**Short problem:** Please give the listing again in its entirety, exactly as written.

**Material supplied:**
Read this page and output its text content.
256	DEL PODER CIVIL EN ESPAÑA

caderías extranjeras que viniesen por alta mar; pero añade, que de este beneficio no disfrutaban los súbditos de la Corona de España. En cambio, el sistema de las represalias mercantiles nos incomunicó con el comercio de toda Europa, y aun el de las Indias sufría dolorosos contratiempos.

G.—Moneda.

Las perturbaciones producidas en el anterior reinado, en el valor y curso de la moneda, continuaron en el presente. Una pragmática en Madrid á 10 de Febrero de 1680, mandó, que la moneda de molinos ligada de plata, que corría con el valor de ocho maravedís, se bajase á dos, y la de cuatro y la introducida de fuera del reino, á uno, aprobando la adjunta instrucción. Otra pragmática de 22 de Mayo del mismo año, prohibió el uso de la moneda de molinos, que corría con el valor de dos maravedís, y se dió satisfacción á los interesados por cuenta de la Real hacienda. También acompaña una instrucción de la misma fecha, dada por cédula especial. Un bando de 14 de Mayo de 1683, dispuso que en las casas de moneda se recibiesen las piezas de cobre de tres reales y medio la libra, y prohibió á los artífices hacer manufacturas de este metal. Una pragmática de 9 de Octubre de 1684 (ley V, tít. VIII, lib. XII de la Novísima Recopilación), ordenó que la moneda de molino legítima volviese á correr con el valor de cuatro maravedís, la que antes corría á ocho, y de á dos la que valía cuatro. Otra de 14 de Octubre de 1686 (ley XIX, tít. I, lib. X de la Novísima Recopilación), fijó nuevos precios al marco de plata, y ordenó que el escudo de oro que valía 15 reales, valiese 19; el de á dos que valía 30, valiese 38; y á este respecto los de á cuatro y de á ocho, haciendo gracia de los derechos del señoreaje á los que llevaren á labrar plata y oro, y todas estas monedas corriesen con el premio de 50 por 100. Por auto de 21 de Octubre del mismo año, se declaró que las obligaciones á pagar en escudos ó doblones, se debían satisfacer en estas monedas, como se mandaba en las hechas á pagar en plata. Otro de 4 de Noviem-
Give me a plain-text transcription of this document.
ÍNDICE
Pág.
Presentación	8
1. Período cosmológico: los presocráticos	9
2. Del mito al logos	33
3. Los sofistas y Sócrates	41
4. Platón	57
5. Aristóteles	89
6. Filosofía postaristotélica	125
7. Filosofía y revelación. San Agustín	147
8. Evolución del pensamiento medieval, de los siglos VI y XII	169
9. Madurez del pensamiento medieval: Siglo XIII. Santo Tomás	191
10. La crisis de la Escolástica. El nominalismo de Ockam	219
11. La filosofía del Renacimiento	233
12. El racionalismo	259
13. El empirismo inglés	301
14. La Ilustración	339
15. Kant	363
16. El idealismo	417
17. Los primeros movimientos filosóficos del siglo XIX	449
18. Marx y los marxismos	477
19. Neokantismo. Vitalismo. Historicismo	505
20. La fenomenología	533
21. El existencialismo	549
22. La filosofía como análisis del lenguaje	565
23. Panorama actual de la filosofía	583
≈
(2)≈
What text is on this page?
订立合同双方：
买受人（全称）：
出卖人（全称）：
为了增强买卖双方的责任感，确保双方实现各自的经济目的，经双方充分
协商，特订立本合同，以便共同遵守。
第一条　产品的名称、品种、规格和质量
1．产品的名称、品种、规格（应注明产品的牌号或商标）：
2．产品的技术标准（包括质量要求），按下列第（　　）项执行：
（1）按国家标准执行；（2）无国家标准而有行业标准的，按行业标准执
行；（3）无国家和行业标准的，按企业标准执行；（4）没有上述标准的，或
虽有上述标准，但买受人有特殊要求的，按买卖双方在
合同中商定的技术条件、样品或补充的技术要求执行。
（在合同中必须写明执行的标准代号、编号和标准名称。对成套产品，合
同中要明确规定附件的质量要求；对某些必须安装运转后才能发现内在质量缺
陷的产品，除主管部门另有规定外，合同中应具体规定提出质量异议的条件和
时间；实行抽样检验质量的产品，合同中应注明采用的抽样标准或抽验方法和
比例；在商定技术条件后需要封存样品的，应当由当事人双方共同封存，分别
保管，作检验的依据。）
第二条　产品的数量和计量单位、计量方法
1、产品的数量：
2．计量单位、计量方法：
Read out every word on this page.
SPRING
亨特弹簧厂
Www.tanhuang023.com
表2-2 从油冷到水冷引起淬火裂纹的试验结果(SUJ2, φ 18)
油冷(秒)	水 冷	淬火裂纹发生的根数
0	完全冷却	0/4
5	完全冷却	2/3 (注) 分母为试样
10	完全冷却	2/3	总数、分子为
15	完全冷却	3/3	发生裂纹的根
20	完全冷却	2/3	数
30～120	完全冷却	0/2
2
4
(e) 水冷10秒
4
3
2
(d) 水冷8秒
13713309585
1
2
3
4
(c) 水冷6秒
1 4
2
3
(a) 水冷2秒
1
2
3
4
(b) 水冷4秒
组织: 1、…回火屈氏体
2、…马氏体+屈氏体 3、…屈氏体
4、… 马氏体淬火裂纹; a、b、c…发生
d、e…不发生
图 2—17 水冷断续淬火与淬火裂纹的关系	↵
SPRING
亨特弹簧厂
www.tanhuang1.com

**Written response:**
Read this page and output its text content.
256	DEL PODER CIVIL EN ESPAÑA

caderías extranjeras que viniesen por alta mar; pero añade, que de este beneficio no disfrutaban los súbditos de la Corona de España. En cambio, el sistema de las represalias mercantiles nos incomunicó con el comercio de toda Europa, y aun el de las Indias sufría dolorosos contratiempos.

G.—Moneda.

Las perturbaciones producidas en el anterior reinado, en el valor y curso de la moneda, continuaron en el presente. Una pragmática en Madrid á 10 de Febrero de 1680, mandó, que la moneda de molinos ligada de plata, que corría con el valor de ocho maravedís, se bajase á dos, y la de cuatro y la introducida de fuera del reino, á uno, aprobando la adjunta instrucción. Otra pragmática de 22 de Mayo del mismo año, prohibió el uso de la moneda de molinos, que corría con el valor de dos maravedís, y se dió satisfacción á los interesados por cuenta de la Real hacienda. También acompaña una instrucción de la misma fecha, dada por cédula especial. Un bando de 14 de Mayo de 1683, dispuso que en las casas de moneda se recibiesen las piezas de cobre de tres reales y medio la libra, y prohibió á los artífices hacer manufacturas de este metal. Una pragmática de 9 de Octubre de 1684 (ley V, tít. VIII, lib. XII de la Novísima Recopilación), ordenó que la moneda de molino legítima volviese á correr con el valor de cuatro maravedís, la que antes corría á ocho, y de á dos la que valía cuatro. Otra de 14 de Octubre de 1686 (ley XIX, tít. I, lib. X de la Novísima Recopilación), fijó nuevos precios al marco de plata, y ordenó que el escudo de oro que valía 15 reales, valiese 19; el de á dos que valía 30, valiese 38; y á este respecto los de á cuatro y de á ocho, haciendo gracia de los derechos del señoreaje á los que llevaren á labrar plata y oro, y todas estas monedas corriesen con el premio de 50 por 100. Por auto de 21 de Octubre del mismo año, se declaró que las obligaciones á pagar en escudos ó doblones, se debían satisfacer en estas monedas, como se mandaba en las hechas á pagar en plata. Otro de 4 de Noviem-
Give me a plain-text transcription of this document.
ÍNDICE
Pág.
Presentación	8
1. Período cosmológico: los presocráticos	9
2. Del mito al logos	33
3. Los sofistas y Sócrates	41
4. Platón	57
5. Aristóteles	89
6. Filosofía postaristotélica	125
7. Filosofía y revelación. San Agustín	147
8. Evolución del pensamiento medieval, de los siglos VI y XII	169
9. Madurez del pensamiento medieval: Siglo XIII. Santo Tomás	191
10. La crisis de la Escolástica. El nominalismo de Ockam	219
11. La filosofía del Renacimiento	233
12. El racionalismo	259
13. El empirismo inglés	301
14. La Ilustración	339
15. Kant	363
16. El idealismo	417
17. Los primeros movimientos filosóficos del siglo XIX	449
18. Marx y los marxismos	477
19. Neokantismo. Vitalismo. Historicismo	505
20. La fenomenología	533
21. El existencialismo	549
22. La filosofía como análisis del lenguaje	565
23. Panorama actual de la filosofía	583
≈
(2)≈
What text is on this page?
订立合同双方：
买受人（全称）：
出卖人（全称）：
为了增强买卖双方的责任感，确保双方实现各自的经济目的，经双方充分
协商，特订立本合同，以便共同遵守。
第一条　产品的名称、品种、规格和质量
1．产品的名称、品种、规格（应注明产品的牌号或商标）：
2．产品的技术标准（包括质量要求），按下列第（　　）项执行：
（1）按国家标准执行；（2）无国家标准而有行业标准的，按行业标准执
行；（3）无国家和行业标准的，按企业标准执行；（4）没有上述标准的，或
虽有上述标准，但买受人有特殊要求的，按买卖双方在
合同中商定的技术条件、样品或补充的技术要求执行。
（在合同中必须写明执行的标准代号、编号和标准名称。对成套产品，合
同中要明确规定附件的质量要求；对某些必须安装运转后才能发现内在质量缺
陷的产品，除主管部门另有规定外，合同中应具体规定提出质量异议的条件和
时间；实行抽样检验质量的产品，合同中应注明采用的抽样标准或抽验方法和
比例；在商定技术条件后需要封存样品的，应当由当事人双方共同封存，分别
保管，作检验的依据。）
第二条　产品的数量和计量单位、计量方法
1、产品的数量：
2．计量单位、计量方法：
Read out every word on this page.
SPRING
亨特弹簧厂
Www.tanhuang023.com
表2-2 从油冷到水冷引起淬火裂纹的试验结果(SUJ2, φ 18)
油冷(秒)	水 冷	淬火裂纹发生的根数
0	完全冷却	0/4
5	完全冷却	2/3 (注) 分母为试样
10	完全冷却	2/3	总数、分子为
15	完全冷却	3/3	发生裂纹的根
20	完全冷却	2/3	数
30～120	完全冷却	0/2
2
4
(e) 水冷10秒
4
3
2
(d) 水冷8秒
13713309585
1
2
3
4
(c) 水冷6秒
1 4
2
3
(a) 水冷2秒
1
2
3
4
(b) 水冷4秒
组织: 1、…回火屈氏体
2、…马氏体+屈氏体 3、…屈氏体
4、… 马氏体淬火裂纹; a、b、c…发生
d、e…不发生
图 2—17 水冷断续淬火与淬火裂纹的关系	↵
SPRING
亨特弹簧厂
www.tanhuang1.com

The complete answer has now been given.